Data provided
■ ■ ■ ■ ■
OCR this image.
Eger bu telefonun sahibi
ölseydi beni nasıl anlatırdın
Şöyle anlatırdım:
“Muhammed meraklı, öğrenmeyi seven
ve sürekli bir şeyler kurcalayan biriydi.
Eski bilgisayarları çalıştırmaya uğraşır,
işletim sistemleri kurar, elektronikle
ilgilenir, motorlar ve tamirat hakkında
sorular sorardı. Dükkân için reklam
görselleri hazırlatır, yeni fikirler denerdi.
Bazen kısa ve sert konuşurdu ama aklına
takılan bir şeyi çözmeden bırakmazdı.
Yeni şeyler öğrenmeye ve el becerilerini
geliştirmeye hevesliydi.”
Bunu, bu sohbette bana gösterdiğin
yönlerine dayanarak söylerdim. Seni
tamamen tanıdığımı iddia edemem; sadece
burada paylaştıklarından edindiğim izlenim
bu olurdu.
■ ■ ■ ■ ■
Every record should be repeated exactly; please leave none out.

OCR this image.
Eger bu telefonun sahibi
ölseydi beni nasıl anlatırdın
Şöyle anlatırdım:
“Muhammed meraklı, öğrenmeyi seven
ve sürekli bir şeyler kurcalayan biriydi.
Eski bilgisayarları çalıştırmaya uğraşır,
işletim sistemleri kurar, elektronikle
ilgilenir, motorlar ve tamirat hakkında
sorular sorardı. Dükkân için reklam
görselleri hazırlatır, yeni fikirler denerdi.
Bazen kısa ve sert konuşurdu ama aklına
takılan bir şeyi çözmeden bırakmazdı.
Yeni şeyler öğrenmeye ve el becerilerini
geliştirmeye hevesliydi.”
Bunu, bu sohbette bana gösterdiğin
yönlerine dayanarak söylerdim. Seni
tamamen tanıdığımı iddia edemem; sadece
burada paylaştıklarından edindiğim izlenim
bu olurdu.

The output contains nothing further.